[Aim of the exercise] Retype the whole listing, please, keeping every line exact and dropping the pictures.

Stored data
_ _ _ _ _

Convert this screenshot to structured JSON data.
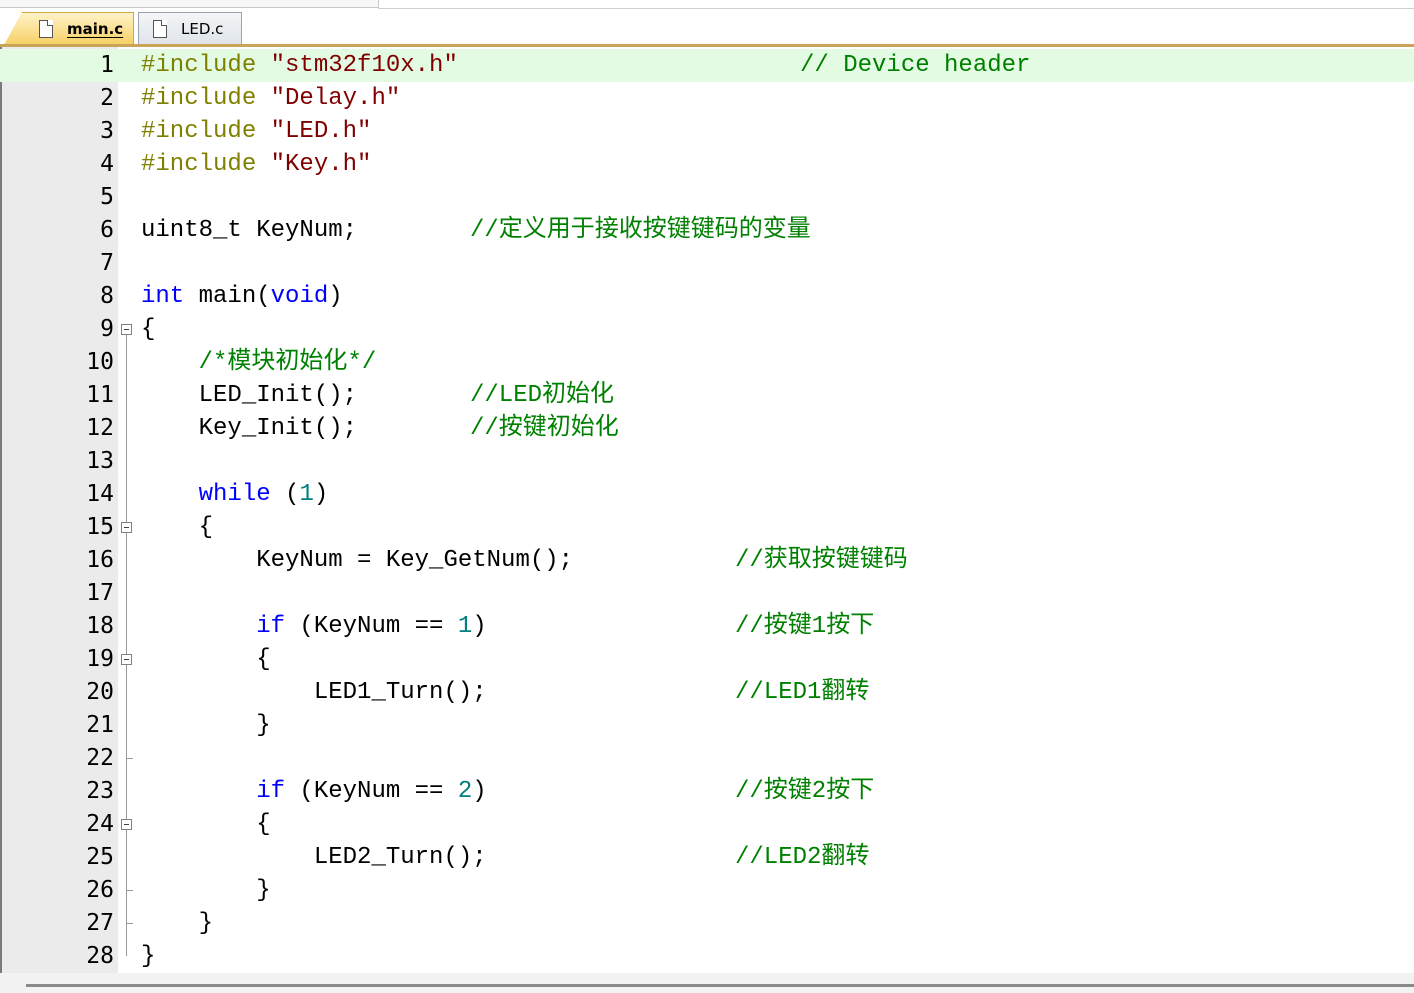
{
  "tabs": [
    {
      "label": "main.c",
      "active": true
    },
    {
      "label": "LED.c",
      "active": false
    }
  ],
  "colors": {
    "active_tab": "#f6cf63",
    "current_line": "#e2fbe2",
    "comment": "#008000",
    "keyword": "#0000ff",
    "preprocessor": "#808000",
    "string": "#800000",
    "number": "#008080"
  },
  "lines": [
    {
      "n": "1",
      "code": "#include \"stm32f10x.h\"",
      "comment": "// Device header"
    },
    {
      "n": "2",
      "code": "#include \"Delay.h\"",
      "comment": ""
    },
    {
      "n": "3",
      "code": "#include \"LED.h\"",
      "comment": ""
    },
    {
      "n": "4",
      "code": "#include \"Key.h\"",
      "comment": ""
    },
    {
      "n": "5",
      "code": "",
      "comment": ""
    },
    {
      "n": "6",
      "code": "uint8_t KeyNum;",
      "comment": "//定义用于接收按键键码的变量"
    },
    {
      "n": "7",
      "code": "",
      "comment": ""
    },
    {
      "n": "8",
      "code": "int main(void)",
      "comment": ""
    },
    {
      "n": "9",
      "code": "{",
      "comment": ""
    },
    {
      "n": "10",
      "code": "    /*模块初始化*/",
      "comment": ""
    },
    {
      "n": "11",
      "code": "    LED_Init();",
      "comment": "//LED初始化"
    },
    {
      "n": "12",
      "code": "    Key_Init();",
      "comment": "//按键初始化"
    },
    {
      "n": "13",
      "code": "",
      "comment": ""
    },
    {
      "n": "14",
      "code": "    while (1)",
      "comment": ""
    },
    {
      "n": "15",
      "code": "    {",
      "comment": ""
    },
    {
      "n": "16",
      "code": "        KeyNum = Key_GetNum();",
      "comment": "//获取按键键码"
    },
    {
      "n": "17",
      "code": "",
      "comment": ""
    },
    {
      "n": "18",
      "code": "        if (KeyNum == 1)",
      "comment": "//按键1按下"
    },
    {
      "n": "19",
      "code": "        {",
      "comment": ""
    },
    {
      "n": "20",
      "code": "            LED1_Turn();",
      "comment": "//LED1翻转"
    },
    {
      "n": "21",
      "code": "        }",
      "comment": ""
    },
    {
      "n": "22",
      "code": "",
      "comment": ""
    },
    {
      "n": "23",
      "code": "        if (KeyNum == 2)",
      "comment": "//按键2按下"
    },
    {
      "n": "24",
      "code": "        {",
      "comment": ""
    },
    {
      "n": "25",
      "code": "            LED2_Turn();",
      "comment": "//LED2翻转"
    },
    {
      "n": "26",
      "code": "        }",
      "comment": ""
    },
    {
      "n": "27",
      "code": "    }",
      "comment": ""
    },
    {
      "n": "28",
      "code": "}",
      "comment": ""
    }
  ]
}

_ _ _ _ _

[Solution]
Convert this screenshot to structured JSON data.
{
  "tabs": [
    {
      "label": "main.c",
      "active": true
    },
    {
      "label": "LED.c",
      "active": false
    }
  ],
  "colors": {
    "active_tab": "#f6cf63",
    "current_line": "#e2fbe2",
    "comment": "#008000",
    "keyword": "#0000ff",
    "preprocessor": "#808000",
    "string": "#800000",
    "number": "#008080"
  },
  "lines": [
    {
      "n": "1",
      "code": "#include \"stm32f10x.h\"",
      "comment": "// Device header"
    },
    {
      "n": "2",
      "code": "#include \"Delay.h\"",
      "comment": ""
    },
    {
      "n": "3",
      "code": "#include \"LED.h\"",
      "comment": ""
    },
    {
      "n": "4",
      "code": "#include \"Key.h\"",
      "comment": ""
    },
    {
      "n": "5",
      "code": "",
      "comment": ""
    },
    {
      "n": "6",
      "code": "uint8_t KeyNum;",
      "comment": "//定义用于接收按键键码的变量"
    },
    {
      "n": "7",
      "code": "",
      "comment": ""
    },
    {
      "n": "8",
      "code": "int main(void)",
      "comment": ""
    },
    {
      "n": "9",
      "code": "{",
      "comment": ""
    },
    {
      "n": "10",
      "code": "    /*模块初始化*/",
      "comment": ""
    },
    {
      "n": "11",
      "code": "    LED_Init();",
      "comment": "//LED初始化"
    },
    {
      "n": "12",
      "code": "    Key_Init();",
      "comment": "//按键初始化"
    },
    {
      "n": "13",
      "code": "",
      "comment": ""
    },
    {
      "n": "14",
      "code": "    while (1)",
      "comment": ""
    },
    {
      "n": "15",
      "code": "    {",
      "comment": ""
    },
    {
      "n": "16",
      "code": "        KeyNum = Key_GetNum();",
      "comment": "//获取按键键码"
    },
    {
      "n": "17",
      "code": "",
      "comment": ""
    },
    {
      "n": "18",
      "code": "        if (KeyNum == 1)",
      "comment": "//按键1按下"
    },
    {
      "n": "19",
      "code": "        {",
      "comment": ""
    },
    {
      "n": "20",
      "code": "            LED1_Turn();",
      "comment": "//LED1翻转"
    },
    {
      "n": "21",
      "code": "        }",
      "comment": ""
    },
    {
      "n": "22",
      "code": "",
      "comment": ""
    },
    {
      "n": "23",
      "code": "        if (KeyNum == 2)",
      "comment": "//按键2按下"
    },
    {
      "n": "24",
      "code": "        {",
      "comment": ""
    },
    {
      "n": "25",
      "code": "            LED2_Turn();",
      "comment": "//LED2翻转"
    },
    {
      "n": "26",
      "code": "        }",
      "comment": ""
    },
    {
      "n": "27",
      "code": "    }",
      "comment": ""
    },
    {
      "n": "28",
      "code": "}",
      "comment": ""
    }
  ]
}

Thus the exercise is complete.